* _Written request_
Read the data and repeat all of it exactly.
◆ ◆ ◆ ◆ ◆ ◆ ◆
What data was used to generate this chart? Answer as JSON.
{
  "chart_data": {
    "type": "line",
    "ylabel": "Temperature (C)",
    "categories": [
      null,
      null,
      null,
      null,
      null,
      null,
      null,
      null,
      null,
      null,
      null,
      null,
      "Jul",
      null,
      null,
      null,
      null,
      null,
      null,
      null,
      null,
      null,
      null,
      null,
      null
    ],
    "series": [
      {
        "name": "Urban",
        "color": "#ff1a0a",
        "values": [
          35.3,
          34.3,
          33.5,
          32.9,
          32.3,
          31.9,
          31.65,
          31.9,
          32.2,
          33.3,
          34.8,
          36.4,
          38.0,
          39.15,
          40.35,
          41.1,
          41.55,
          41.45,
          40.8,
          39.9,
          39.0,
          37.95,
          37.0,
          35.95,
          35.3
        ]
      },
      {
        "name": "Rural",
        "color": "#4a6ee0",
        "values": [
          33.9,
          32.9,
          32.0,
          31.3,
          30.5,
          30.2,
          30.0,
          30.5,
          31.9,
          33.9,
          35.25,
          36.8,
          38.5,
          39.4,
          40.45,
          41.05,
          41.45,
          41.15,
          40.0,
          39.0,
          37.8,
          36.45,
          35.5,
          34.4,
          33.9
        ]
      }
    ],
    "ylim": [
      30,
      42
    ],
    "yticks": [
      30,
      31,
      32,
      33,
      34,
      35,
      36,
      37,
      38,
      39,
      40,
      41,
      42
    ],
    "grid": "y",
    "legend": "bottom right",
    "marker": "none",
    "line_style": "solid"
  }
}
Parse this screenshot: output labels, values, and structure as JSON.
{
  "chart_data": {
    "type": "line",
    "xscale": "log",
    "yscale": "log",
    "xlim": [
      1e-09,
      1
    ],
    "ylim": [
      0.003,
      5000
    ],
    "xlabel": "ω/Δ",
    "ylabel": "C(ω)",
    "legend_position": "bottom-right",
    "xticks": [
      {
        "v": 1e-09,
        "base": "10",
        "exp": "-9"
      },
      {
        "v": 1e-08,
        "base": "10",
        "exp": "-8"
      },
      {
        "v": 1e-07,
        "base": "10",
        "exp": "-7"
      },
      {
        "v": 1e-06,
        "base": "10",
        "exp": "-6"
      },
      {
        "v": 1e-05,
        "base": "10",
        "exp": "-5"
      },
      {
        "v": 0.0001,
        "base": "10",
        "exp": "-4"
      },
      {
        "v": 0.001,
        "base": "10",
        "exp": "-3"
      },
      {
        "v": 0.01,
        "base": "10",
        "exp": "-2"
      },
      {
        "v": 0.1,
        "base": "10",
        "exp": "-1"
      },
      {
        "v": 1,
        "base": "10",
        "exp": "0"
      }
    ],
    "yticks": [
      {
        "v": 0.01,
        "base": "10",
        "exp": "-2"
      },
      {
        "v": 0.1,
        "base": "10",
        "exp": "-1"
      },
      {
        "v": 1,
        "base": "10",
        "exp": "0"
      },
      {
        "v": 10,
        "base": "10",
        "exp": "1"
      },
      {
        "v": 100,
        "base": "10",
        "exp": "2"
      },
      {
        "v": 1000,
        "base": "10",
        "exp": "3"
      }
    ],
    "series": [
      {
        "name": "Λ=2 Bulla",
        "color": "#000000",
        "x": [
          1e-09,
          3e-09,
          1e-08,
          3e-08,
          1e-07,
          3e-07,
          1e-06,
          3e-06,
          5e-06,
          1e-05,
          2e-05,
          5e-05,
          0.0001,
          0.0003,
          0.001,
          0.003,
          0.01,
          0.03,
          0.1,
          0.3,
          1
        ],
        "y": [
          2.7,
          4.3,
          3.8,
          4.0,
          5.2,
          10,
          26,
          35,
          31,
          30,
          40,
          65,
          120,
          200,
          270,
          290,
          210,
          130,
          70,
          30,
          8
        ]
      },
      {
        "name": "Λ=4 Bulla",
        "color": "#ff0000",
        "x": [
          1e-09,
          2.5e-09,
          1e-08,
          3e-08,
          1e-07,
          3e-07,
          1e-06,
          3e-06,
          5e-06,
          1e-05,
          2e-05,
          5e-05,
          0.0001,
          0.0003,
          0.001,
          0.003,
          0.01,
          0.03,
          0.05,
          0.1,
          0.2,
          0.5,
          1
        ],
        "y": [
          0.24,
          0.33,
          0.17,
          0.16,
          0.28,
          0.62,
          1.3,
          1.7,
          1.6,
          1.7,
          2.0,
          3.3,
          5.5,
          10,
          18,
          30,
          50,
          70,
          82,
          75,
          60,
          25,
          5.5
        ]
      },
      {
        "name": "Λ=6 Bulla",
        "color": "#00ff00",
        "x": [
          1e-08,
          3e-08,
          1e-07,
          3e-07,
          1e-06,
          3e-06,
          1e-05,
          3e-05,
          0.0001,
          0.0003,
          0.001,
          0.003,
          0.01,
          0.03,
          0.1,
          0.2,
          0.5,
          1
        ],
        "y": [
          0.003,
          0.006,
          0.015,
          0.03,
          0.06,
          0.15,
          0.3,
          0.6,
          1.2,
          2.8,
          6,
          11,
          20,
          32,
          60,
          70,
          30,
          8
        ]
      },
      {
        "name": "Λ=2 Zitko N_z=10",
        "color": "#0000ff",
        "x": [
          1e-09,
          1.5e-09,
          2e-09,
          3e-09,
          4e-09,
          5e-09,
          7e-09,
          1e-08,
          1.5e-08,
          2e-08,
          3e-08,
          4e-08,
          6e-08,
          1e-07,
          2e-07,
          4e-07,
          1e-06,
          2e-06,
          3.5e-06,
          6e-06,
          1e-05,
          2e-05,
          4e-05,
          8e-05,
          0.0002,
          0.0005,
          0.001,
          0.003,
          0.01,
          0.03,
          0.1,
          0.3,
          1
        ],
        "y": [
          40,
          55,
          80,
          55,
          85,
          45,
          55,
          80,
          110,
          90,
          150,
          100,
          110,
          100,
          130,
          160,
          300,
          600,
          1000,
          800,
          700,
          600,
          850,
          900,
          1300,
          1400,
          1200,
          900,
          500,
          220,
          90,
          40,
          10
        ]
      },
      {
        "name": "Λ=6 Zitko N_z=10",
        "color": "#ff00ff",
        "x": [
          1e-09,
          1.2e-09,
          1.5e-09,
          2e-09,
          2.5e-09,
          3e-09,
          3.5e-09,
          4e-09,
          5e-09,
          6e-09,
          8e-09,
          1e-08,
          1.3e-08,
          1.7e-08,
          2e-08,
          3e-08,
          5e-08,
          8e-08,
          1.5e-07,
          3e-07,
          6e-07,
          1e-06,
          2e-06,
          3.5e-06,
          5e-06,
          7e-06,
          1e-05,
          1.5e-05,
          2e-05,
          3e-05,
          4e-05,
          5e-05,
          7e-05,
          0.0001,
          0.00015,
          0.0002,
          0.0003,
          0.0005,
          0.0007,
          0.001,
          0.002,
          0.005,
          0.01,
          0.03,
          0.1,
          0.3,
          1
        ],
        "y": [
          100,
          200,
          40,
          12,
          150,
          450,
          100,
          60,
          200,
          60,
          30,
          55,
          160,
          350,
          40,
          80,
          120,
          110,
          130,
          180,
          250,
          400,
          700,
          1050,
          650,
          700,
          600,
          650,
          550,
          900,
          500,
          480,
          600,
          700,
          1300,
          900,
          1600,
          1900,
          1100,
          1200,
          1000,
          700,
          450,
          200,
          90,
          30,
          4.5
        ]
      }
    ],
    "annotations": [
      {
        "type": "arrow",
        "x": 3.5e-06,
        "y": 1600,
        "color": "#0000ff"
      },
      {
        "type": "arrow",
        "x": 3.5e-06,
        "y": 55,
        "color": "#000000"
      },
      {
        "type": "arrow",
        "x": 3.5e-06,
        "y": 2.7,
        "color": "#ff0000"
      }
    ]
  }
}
◆ ◆ ◆ ◆ ◆ ◆ ◆
* _In response_
What data was used to generate this chart? Answer as JSON.
{
  "chart_data": {
    "type": "line",
    "ylabel": "Temperature (C)",
    "categories": [
      null,
      null,
      null,
      null,
      null,
      null,
      null,
      null,
      null,
      null,
      null,
      null,
      "Jul",
      null,
      null,
      null,
      null,
      null,
      null,
      null,
      null,
      null,
      null,
      null,
      null
    ],
    "series": [
      {
        "name": "Urban",
        "color": "#ff1a0a",
        "values": [
          35.3,
          34.3,
          33.5,
          32.9,
          32.3,
          31.9,
          31.65,
          31.9,
          32.2,
          33.3,
          34.8,
          36.4,
          38.0,
          39.15,
          40.35,
          41.1,
          41.55,
          41.45,
          40.8,
          39.9,
          39.0,
          37.95,
          37.0,
          35.95,
          35.3
        ]
      },
      {
        "name": "Rural",
        "color": "#4a6ee0",
        "values": [
          33.9,
          32.9,
          32.0,
          31.3,
          30.5,
          30.2,
          30.0,
          30.5,
          31.9,
          33.9,
          35.25,
          36.8,
          38.5,
          39.4,
          40.45,
          41.05,
          41.45,
          41.15,
          40.0,
          39.0,
          37.8,
          36.45,
          35.5,
          34.4,
          33.9
        ]
      }
    ],
    "ylim": [
      30,
      42
    ],
    "yticks": [
      30,
      31,
      32,
      33,
      34,
      35,
      36,
      37,
      38,
      39,
      40,
      41,
      42
    ],
    "grid": "y",
    "legend": "bottom right",
    "marker": "none",
    "line_style": "solid"
  }
}
Parse this screenshot: output labels, values, and structure as JSON.
{
  "chart_data": {
    "type": "line",
    "xscale": "log",
    "yscale": "log",
    "xlim": [
      1e-09,
      1
    ],
    "ylim": [
      0.003,
      5000
    ],
    "xlabel": "ω/Δ",
    "ylabel": "C(ω)",
    "legend_position": "bottom-right",
    "xticks": [
      {
        "v": 1e-09,
        "base": "10",
        "exp": "-9"
      },
      {
        "v": 1e-08,
        "base": "10",
        "exp": "-8"
      },
      {
        "v": 1e-07,
        "base": "10",
        "exp": "-7"
      },
      {
        "v": 1e-06,
        "base": "10",
        "exp": "-6"
      },
      {
        "v": 1e-05,
        "base": "10",
        "exp": "-5"
      },
      {
        "v": 0.0001,
        "base": "10",
        "exp": "-4"
      },
      {
        "v": 0.001,
        "base": "10",
        "exp": "-3"
      },
      {
        "v": 0.01,
        "base": "10",
        "exp": "-2"
      },
      {
        "v": 0.1,
        "base": "10",
        "exp": "-1"
      },
      {
        "v": 1,
        "base": "10",
        "exp": "0"
      }
    ],
    "yticks": [
      {
        "v": 0.01,
        "base": "10",
        "exp": "-2"
      },
      {
        "v": 0.1,
        "base": "10",
        "exp": "-1"
      },
      {
        "v": 1,
        "base": "10",
        "exp": "0"
      },
      {
        "v": 10,
        "base": "10",
        "exp": "1"
      },
      {
        "v": 100,
        "base": "10",
        "exp": "2"
      },
      {
        "v": 1000,
        "base": "10",
        "exp": "3"
      }
    ],
    "series": [
      {
        "name": "Λ=2 Bulla",
        "color": "#000000",
        "x": [
          1e-09,
          3e-09,
          1e-08,
          3e-08,
          1e-07,
          3e-07,
          1e-06,
          3e-06,
          5e-06,
          1e-05,
          2e-05,
          5e-05,
          0.0001,
          0.0003,
          0.001,
          0.003,
          0.01,
          0.03,
          0.1,
          0.3,
          1
        ],
        "y": [
          2.7,
          4.3,
          3.8,
          4.0,
          5.2,
          10,
          26,
          35,
          31,
          30,
          40,
          65,
          120,
          200,
          270,
          290,
          210,
          130,
          70,
          30,
          8
        ]
      },
      {
        "name": "Λ=4 Bulla",
        "color": "#ff0000",
        "x": [
          1e-09,
          2.5e-09,
          1e-08,
          3e-08,
          1e-07,
          3e-07,
          1e-06,
          3e-06,
          5e-06,
          1e-05,
          2e-05,
          5e-05,
          0.0001,
          0.0003,
          0.001,
          0.003,
          0.01,
          0.03,
          0.05,
          0.1,
          0.2,
          0.5,
          1
        ],
        "y": [
          0.24,
          0.33,
          0.17,
          0.16,
          0.28,
          0.62,
          1.3,
          1.7,
          1.6,
          1.7,
          2.0,
          3.3,
          5.5,
          10,
          18,
          30,
          50,
          70,
          82,
          75,
          60,
          25,
          5.5
        ]
      },
      {
        "name": "Λ=6 Bulla",
        "color": "#00ff00",
        "x": [
          1e-08,
          3e-08,
          1e-07,
          3e-07,
          1e-06,
          3e-06,
          1e-05,
          3e-05,
          0.0001,
          0.0003,
          0.001,
          0.003,
          0.01,
          0.03,
          0.1,
          0.2,
          0.5,
          1
        ],
        "y": [
          0.003,
          0.006,
          0.015,
          0.03,
          0.06,
          0.15,
          0.3,
          0.6,
          1.2,
          2.8,
          6,
          11,
          20,
          32,
          60,
          70,
          30,
          8
        ]
      },
      {
        "name": "Λ=2 Zitko N_z=10",
        "color": "#0000ff",
        "x": [
          1e-09,
          1.5e-09,
          2e-09,
          3e-09,
          4e-09,
          5e-09,
          7e-09,
          1e-08,
          1.5e-08,
          2e-08,
          3e-08,
          4e-08,
          6e-08,
          1e-07,
          2e-07,
          4e-07,
          1e-06,
          2e-06,
          3.5e-06,
          6e-06,
          1e-05,
          2e-05,
          4e-05,
          8e-05,
          0.0002,
          0.0005,
          0.001,
          0.003,
          0.01,
          0.03,
          0.1,
          0.3,
          1
        ],
        "y": [
          40,
          55,
          80,
          55,
          85,
          45,
          55,
          80,
          110,
          90,
          150,
          100,
          110,
          100,
          130,
          160,
          300,
          600,
          1000,
          800,
          700,
          600,
          850,
          900,
          1300,
          1400,
          1200,
          900,
          500,
          220,
          90,
          40,
          10
        ]
      },
      {
        "name": "Λ=6 Zitko N_z=10",
        "color": "#ff00ff",
        "x": [
          1e-09,
          1.2e-09,
          1.5e-09,
          2e-09,
          2.5e-09,
          3e-09,
          3.5e-09,
          4e-09,
          5e-09,
          6e-09,
          8e-09,
          1e-08,
          1.3e-08,
          1.7e-08,
          2e-08,
          3e-08,
          5e-08,
          8e-08,
          1.5e-07,
          3e-07,
          6e-07,
          1e-06,
          2e-06,
          3.5e-06,
          5e-06,
          7e-06,
          1e-05,
          1.5e-05,
          2e-05,
          3e-05,
          4e-05,
          5e-05,
          7e-05,
          0.0001,
          0.00015,
          0.0002,
          0.0003,
          0.0005,
          0.0007,
          0.001,
          0.002,
          0.005,
          0.01,
          0.03,
          0.1,
          0.3,
          1
        ],
        "y": [
          100,
          200,
          40,
          12,
          150,
          450,
          100,
          60,
          200,
          60,
          30,
          55,
          160,
          350,
          40,
          80,
          120,
          110,
          130,
          180,
          250,
          400,
          700,
          1050,
          650,
          700,
          600,
          650,
          550,
          900,
          500,
          480,
          600,
          700,
          1300,
          900,
          1600,
          1900,
          1100,
          1200,
          1000,
          700,
          450,
          200,
          90,
          30,
          4.5
        ]
      }
    ],
    "annotations": [
      {
        "type": "arrow",
        "x": 3.5e-06,
        "y": 1600,
        "color": "#0000ff"
      },
      {
        "type": "arrow",
        "x": 3.5e-06,
        "y": 55,
        "color": "#000000"
      },
      {
        "type": "arrow",
        "x": 3.5e-06,
        "y": 2.7,
        "color": "#ff0000"
      }
    ]
  }
}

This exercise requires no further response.